Rows from a figure dataset →
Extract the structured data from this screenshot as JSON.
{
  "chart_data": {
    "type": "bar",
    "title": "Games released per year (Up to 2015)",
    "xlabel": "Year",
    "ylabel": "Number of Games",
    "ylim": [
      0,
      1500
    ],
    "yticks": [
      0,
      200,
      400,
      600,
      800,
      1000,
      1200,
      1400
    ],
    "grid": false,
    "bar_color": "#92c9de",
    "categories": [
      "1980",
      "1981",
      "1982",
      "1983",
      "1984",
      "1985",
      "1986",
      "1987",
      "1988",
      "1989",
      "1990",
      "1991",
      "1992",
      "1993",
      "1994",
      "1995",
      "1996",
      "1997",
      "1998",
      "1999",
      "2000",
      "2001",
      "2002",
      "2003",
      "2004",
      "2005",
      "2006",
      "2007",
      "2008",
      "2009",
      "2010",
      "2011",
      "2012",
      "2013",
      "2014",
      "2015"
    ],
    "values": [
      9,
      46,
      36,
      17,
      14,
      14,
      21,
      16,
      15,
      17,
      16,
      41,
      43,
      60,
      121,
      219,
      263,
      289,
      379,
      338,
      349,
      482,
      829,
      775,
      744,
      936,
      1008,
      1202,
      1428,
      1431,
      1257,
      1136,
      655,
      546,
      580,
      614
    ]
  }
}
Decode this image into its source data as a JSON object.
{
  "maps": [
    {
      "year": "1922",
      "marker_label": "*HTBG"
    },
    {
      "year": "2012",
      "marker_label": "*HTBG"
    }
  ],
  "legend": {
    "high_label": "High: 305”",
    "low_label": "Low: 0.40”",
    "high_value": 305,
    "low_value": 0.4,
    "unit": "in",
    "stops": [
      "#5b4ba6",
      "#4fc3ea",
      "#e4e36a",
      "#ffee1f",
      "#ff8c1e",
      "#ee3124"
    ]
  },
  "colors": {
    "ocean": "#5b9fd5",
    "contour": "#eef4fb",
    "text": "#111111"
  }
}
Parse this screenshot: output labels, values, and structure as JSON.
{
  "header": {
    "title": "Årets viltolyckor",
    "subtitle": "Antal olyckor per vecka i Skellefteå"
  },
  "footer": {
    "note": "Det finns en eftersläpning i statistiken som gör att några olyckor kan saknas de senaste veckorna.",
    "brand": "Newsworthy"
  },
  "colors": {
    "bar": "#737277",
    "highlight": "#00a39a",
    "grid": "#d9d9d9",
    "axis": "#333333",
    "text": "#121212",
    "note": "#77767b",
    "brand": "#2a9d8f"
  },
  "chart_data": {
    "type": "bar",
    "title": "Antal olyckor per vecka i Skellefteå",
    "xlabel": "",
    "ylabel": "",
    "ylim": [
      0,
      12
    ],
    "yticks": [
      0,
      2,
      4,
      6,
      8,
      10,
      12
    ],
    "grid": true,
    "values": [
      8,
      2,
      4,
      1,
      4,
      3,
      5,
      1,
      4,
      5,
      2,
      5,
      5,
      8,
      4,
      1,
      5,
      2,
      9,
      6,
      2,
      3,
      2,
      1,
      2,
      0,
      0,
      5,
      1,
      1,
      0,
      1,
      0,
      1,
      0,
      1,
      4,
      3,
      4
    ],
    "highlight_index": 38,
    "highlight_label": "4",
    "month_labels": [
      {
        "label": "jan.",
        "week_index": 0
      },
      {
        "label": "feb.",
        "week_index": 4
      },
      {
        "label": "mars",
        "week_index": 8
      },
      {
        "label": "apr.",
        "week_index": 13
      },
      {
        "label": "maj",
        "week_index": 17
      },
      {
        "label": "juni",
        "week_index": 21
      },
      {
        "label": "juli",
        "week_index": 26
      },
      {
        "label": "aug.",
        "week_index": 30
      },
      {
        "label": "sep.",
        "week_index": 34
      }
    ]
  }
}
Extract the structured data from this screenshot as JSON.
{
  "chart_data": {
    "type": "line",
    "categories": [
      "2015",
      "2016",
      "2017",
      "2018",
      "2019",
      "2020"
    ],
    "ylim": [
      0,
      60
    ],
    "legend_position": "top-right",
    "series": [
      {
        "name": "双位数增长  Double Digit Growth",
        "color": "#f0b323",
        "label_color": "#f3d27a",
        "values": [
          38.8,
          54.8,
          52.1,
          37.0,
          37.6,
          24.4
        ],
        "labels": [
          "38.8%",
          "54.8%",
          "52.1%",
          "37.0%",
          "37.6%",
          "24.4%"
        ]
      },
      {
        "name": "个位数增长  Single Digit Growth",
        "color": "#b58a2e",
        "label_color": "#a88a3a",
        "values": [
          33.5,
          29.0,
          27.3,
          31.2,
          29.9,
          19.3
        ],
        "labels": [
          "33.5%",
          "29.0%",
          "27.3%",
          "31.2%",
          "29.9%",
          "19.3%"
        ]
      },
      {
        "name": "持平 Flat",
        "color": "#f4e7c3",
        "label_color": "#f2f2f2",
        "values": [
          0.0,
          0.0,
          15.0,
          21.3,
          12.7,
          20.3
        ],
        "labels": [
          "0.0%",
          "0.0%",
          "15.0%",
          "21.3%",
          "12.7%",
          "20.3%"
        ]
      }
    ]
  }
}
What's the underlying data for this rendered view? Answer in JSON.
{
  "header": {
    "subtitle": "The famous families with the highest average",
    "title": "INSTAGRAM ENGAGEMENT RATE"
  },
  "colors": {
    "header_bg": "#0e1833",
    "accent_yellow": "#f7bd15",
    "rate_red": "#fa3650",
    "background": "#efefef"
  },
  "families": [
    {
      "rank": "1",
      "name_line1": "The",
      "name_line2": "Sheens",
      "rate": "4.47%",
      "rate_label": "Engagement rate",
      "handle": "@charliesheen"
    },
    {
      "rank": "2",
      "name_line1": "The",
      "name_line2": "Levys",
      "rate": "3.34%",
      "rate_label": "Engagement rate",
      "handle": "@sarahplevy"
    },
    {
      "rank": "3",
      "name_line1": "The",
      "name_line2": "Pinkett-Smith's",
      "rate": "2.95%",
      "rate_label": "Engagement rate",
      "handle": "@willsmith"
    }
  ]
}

What is being asked →
Extract all lines containing the word "this".

In response →
Extract the structured data from this screenshot as JSON.
Decode this image into its source data as a JSON object.
Parse this screenshot: output labels, values, and structure as JSON.
Extract the structured data from this screenshot as JSON.
What's the underlying data for this rendered view? Answer in JSON.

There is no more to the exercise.